SHORT EXERCISE:
Copy out lines with the word "highlighted" from the material that follows.
===== EXTRACTED RECORDS =====
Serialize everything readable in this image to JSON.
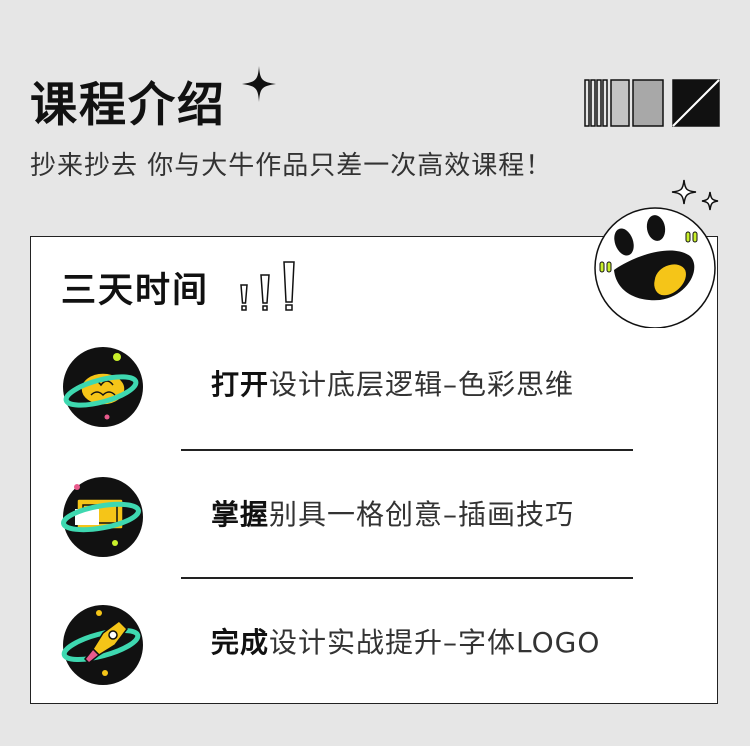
{
  "header": {
    "title": "课程介绍",
    "subtitle": "抄来抄去 你与大牛作品只差一次高效课程！"
  },
  "card": {
    "title": "三天时间",
    "items": [
      {
        "strong": "打开",
        "rest": "设计底层逻辑–色彩思维",
        "icon": "brain-planet-icon"
      },
      {
        "strong": "掌握",
        "rest": "别具一格创意–插画技巧",
        "icon": "screen-planet-icon"
      },
      {
        "strong": "完成",
        "rest": "设计实战提升–字体LOGO",
        "icon": "rocket-planet-icon"
      }
    ]
  },
  "colors": {
    "background": "#e6e6e6",
    "accent_yellow": "#f5c518",
    "accent_teal": "#3ed8b0",
    "accent_lime": "#c9f02b",
    "accent_pink": "#e85a8c",
    "ink": "#111111"
  }
}
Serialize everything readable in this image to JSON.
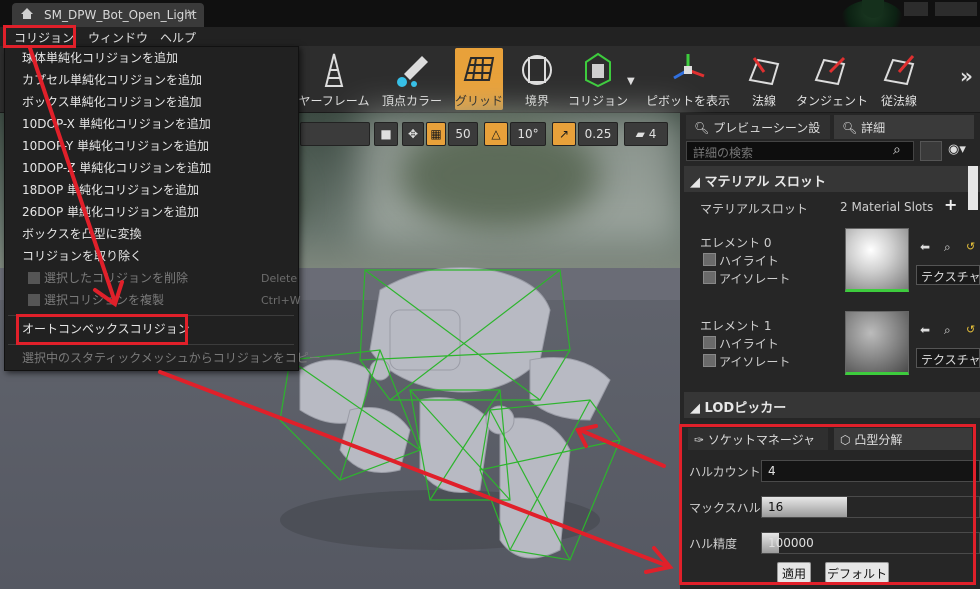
{
  "window": {
    "tab_title": "SM_DPW_Bot_Open_Light",
    "tab_close": "×"
  },
  "menubar": {
    "items": [
      "コリジョン",
      "ウィンドウ",
      "ヘルプ"
    ]
  },
  "toolbar": {
    "buttons": [
      {
        "label": "ヤーフレーム",
        "icon": "wireframe-icon"
      },
      {
        "label": "頂点カラー",
        "icon": "vertex-color-icon"
      },
      {
        "label": "グリッド",
        "icon": "grid-icon",
        "active": true
      },
      {
        "label": "境界",
        "icon": "bounds-icon"
      },
      {
        "label": "コリジョン",
        "icon": "collision-icon"
      },
      {
        "label": "ピボットを表示",
        "icon": "pivot-icon"
      },
      {
        "label": "法線",
        "icon": "normals-icon"
      },
      {
        "label": "タンジェント",
        "icon": "tangents-icon"
      },
      {
        "label": "従法線",
        "icon": "binormals-icon"
      }
    ],
    "overflow": "»"
  },
  "viewport": {
    "grid_snap": "50",
    "rotation_snap": "10°",
    "scale_snap": "0.25",
    "camera_speed": "4"
  },
  "collision_menu": {
    "items": [
      {
        "label": "球体単純化コリジョンを追加",
        "disabled": false
      },
      {
        "label": "カプセル単純化コリジョンを追加",
        "disabled": false
      },
      {
        "label": "ボックス単純化コリジョンを追加",
        "disabled": false
      },
      {
        "label": "10DOP-X 単純化コリジョンを追加",
        "disabled": false
      },
      {
        "label": "10DOP-Y 単純化コリジョンを追加",
        "disabled": false
      },
      {
        "label": "10DOP-Z 単純化コリジョンを追加",
        "disabled": false
      },
      {
        "label": "18DOP 単純化コリジョンを追加",
        "disabled": false
      },
      {
        "label": "26DOP 単純化コリジョンを追加",
        "disabled": false
      },
      {
        "label": "ボックスを凸型に変換",
        "disabled": false
      },
      {
        "label": "コリジョンを取り除く",
        "disabled": false
      },
      {
        "label": "選択したコリジョンを削除",
        "disabled": true,
        "shortcut": "Delete"
      },
      {
        "label": "選択コリジョンを複製",
        "disabled": true,
        "shortcut": "Ctrl+W"
      },
      {
        "label": "オートコンベックスコリジョン",
        "disabled": false
      },
      {
        "label": "選択中のスタティックメッシュからコリジョンをコピー",
        "disabled": true
      }
    ]
  },
  "details": {
    "tabs": [
      "プレビューシーン設",
      "詳細"
    ],
    "search_placeholder": "詳細の検索",
    "material_section": "マテリアル スロット",
    "material_slots_label": "マテリアルスロット",
    "material_slots_value": "2 Material Slots",
    "add_icon": "+",
    "elements": [
      {
        "name": "エレメント 0",
        "highlight": "ハイライト",
        "isolate": "アイソレート",
        "texture": "テクスチャ"
      },
      {
        "name": "エレメント 1",
        "highlight": "ハイライト",
        "isolate": "アイソレート",
        "texture": "テクスチャ"
      }
    ],
    "lod_section": "LODピッカー"
  },
  "decomposition": {
    "tabs": [
      "ソケットマネージャ",
      "凸型分解"
    ],
    "fields": [
      {
        "label": "ハルカウント",
        "value": "4",
        "fill": 0.0
      },
      {
        "label": "マックスハル(",
        "value": "16",
        "fill": 0.39
      },
      {
        "label": "ハル精度",
        "value": "100000",
        "fill": 0.08
      }
    ],
    "apply_label": "適用",
    "default_label": "デフォルト"
  },
  "colors": {
    "annotation_red": "#e0202a",
    "accent_amber": "#e8a13a",
    "collision_green": "#2db52d"
  }
}
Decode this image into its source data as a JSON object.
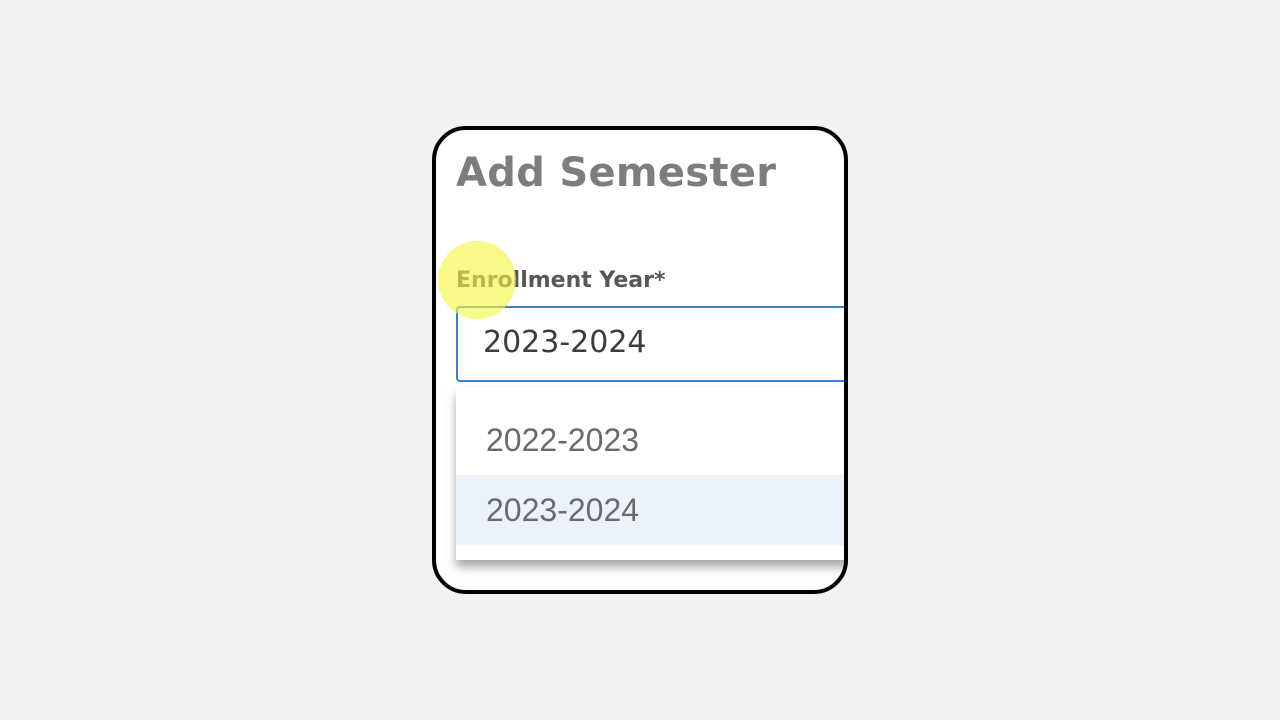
{
  "dialog": {
    "title": "Add Semester"
  },
  "enrollment_year": {
    "label": "Enrollment Year*",
    "selected_value": "2023-2024",
    "options": [
      {
        "label": "2022-2023",
        "highlighted": false
      },
      {
        "label": "2023-2024",
        "highlighted": true
      }
    ]
  },
  "colors": {
    "background": "#f2f2f2",
    "frame_border": "#000000",
    "title_text": "#7d7d7d",
    "label_text": "#585858",
    "select_border": "#3b80cf",
    "option_highlight": "#ebf2fa",
    "click_highlight": "#f6f640"
  }
}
=====
FULL ANSWER:
        "highlighted": false
        "highlighted": true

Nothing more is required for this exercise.